§ **Given request**: In your copy, repeat the records exactly and leave out the pictures.
>> BEGIN Records to use
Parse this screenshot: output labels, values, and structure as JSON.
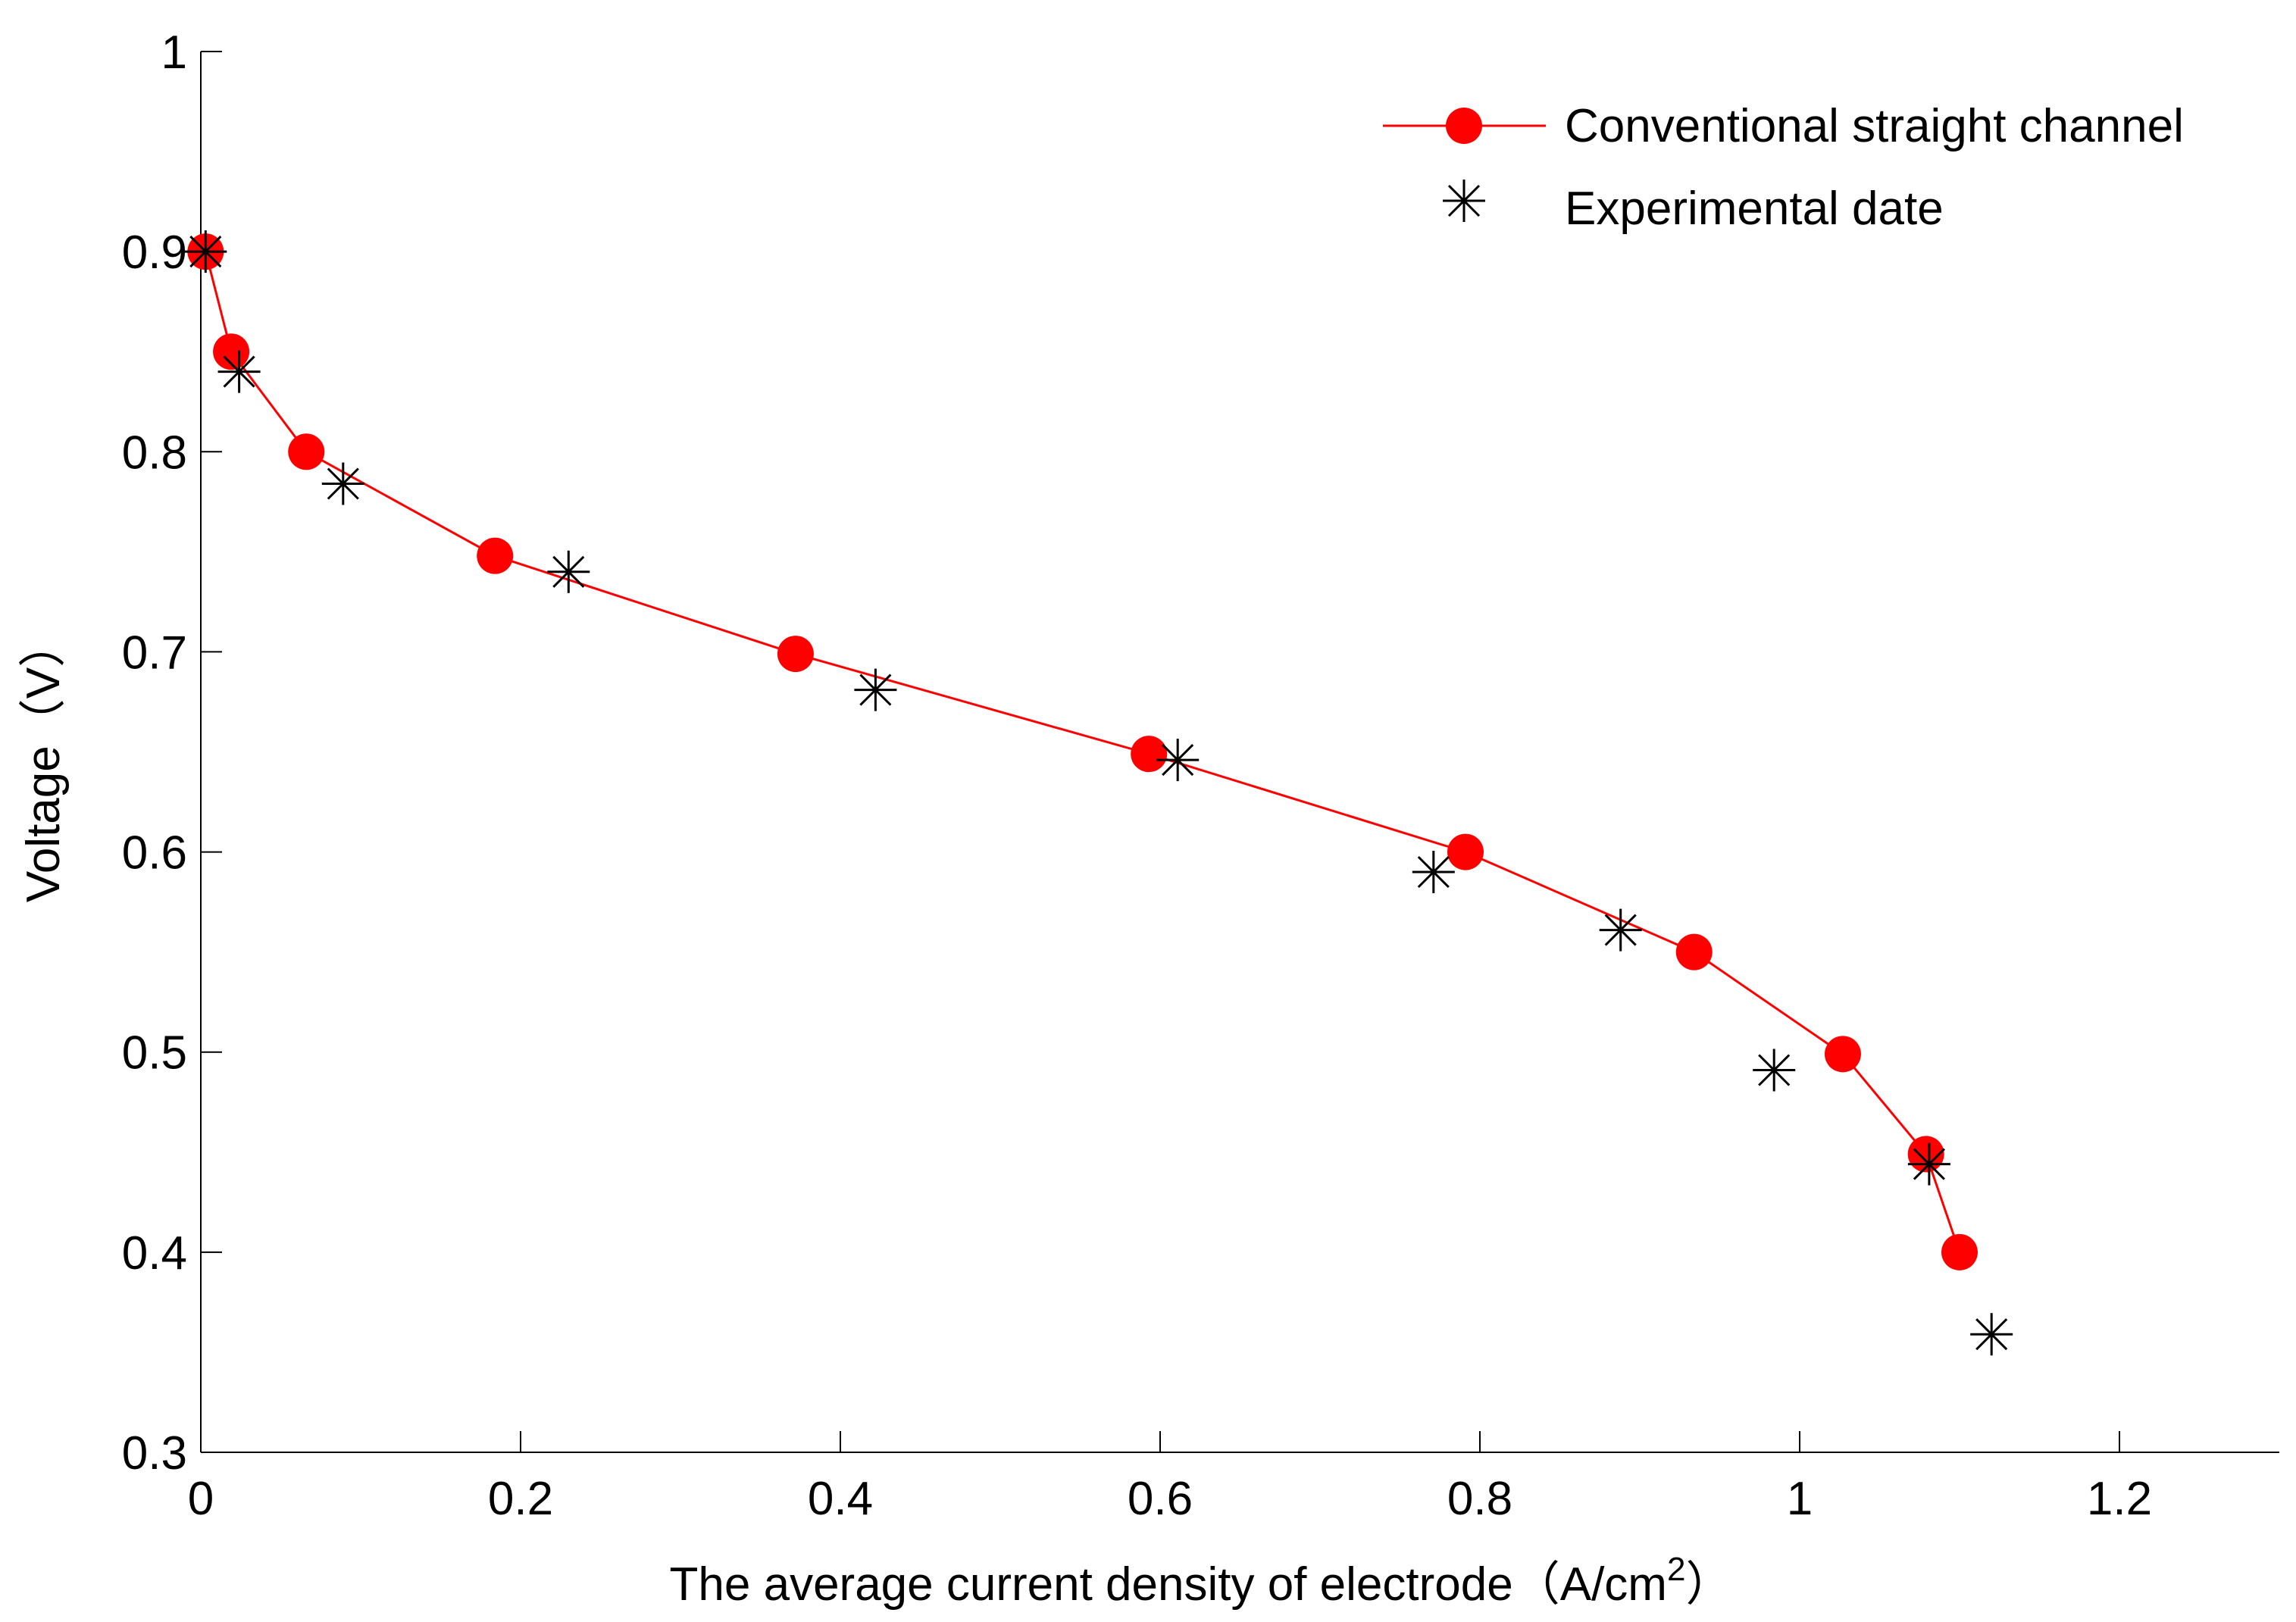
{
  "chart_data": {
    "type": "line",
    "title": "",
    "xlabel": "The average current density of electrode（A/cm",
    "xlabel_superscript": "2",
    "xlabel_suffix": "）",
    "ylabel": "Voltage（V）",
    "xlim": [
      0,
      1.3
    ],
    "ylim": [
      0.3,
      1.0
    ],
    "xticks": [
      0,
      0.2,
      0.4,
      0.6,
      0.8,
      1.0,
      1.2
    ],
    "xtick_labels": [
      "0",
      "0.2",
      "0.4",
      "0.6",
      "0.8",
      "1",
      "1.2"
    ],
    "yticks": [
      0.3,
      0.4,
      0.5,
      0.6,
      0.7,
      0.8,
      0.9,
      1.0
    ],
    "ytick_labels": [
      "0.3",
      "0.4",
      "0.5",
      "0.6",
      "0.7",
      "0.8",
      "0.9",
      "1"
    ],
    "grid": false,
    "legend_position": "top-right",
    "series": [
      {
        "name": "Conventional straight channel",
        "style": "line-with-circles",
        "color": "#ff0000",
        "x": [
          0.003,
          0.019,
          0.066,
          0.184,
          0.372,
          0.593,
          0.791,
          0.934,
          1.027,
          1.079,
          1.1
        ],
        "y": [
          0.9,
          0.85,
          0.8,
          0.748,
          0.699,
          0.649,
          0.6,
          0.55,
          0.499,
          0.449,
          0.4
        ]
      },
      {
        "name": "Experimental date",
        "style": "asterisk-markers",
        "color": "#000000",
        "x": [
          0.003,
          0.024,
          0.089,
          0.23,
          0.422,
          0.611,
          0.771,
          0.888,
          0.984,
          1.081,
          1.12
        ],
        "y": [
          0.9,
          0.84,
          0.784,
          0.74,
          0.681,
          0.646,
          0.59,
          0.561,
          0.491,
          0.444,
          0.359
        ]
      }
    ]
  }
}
>> END Records to use
§ **Result**:
Parse this screenshot: output labels, values, and structure as JSON.
{
  "chart_data": {
    "type": "line",
    "title": "",
    "xlabel": "The average current density of electrode（A/cm",
    "xlabel_superscript": "2",
    "xlabel_suffix": "）",
    "ylabel": "Voltage（V）",
    "xlim": [
      0,
      1.3
    ],
    "ylim": [
      0.3,
      1.0
    ],
    "xticks": [
      0,
      0.2,
      0.4,
      0.6,
      0.8,
      1.0,
      1.2
    ],
    "xtick_labels": [
      "0",
      "0.2",
      "0.4",
      "0.6",
      "0.8",
      "1",
      "1.2"
    ],
    "yticks": [
      0.3,
      0.4,
      0.5,
      0.6,
      0.7,
      0.8,
      0.9,
      1.0
    ],
    "ytick_labels": [
      "0.3",
      "0.4",
      "0.5",
      "0.6",
      "0.7",
      "0.8",
      "0.9",
      "1"
    ],
    "grid": false,
    "legend_position": "top-right",
    "series": [
      {
        "name": "Conventional straight channel",
        "style": "line-with-circles",
        "color": "#ff0000",
        "x": [
          0.003,
          0.019,
          0.066,
          0.184,
          0.372,
          0.593,
          0.791,
          0.934,
          1.027,
          1.079,
          1.1
        ],
        "y": [
          0.9,
          0.85,
          0.8,
          0.748,
          0.699,
          0.649,
          0.6,
          0.55,
          0.499,
          0.449,
          0.4
        ]
      },
      {
        "name": "Experimental date",
        "style": "asterisk-markers",
        "color": "#000000",
        "x": [
          0.003,
          0.024,
          0.089,
          0.23,
          0.422,
          0.611,
          0.771,
          0.888,
          0.984,
          1.081,
          1.12
        ],
        "y": [
          0.9,
          0.84,
          0.784,
          0.74,
          0.681,
          0.646,
          0.59,
          0.561,
          0.491,
          0.444,
          0.359
        ]
      }
    ]
  }
}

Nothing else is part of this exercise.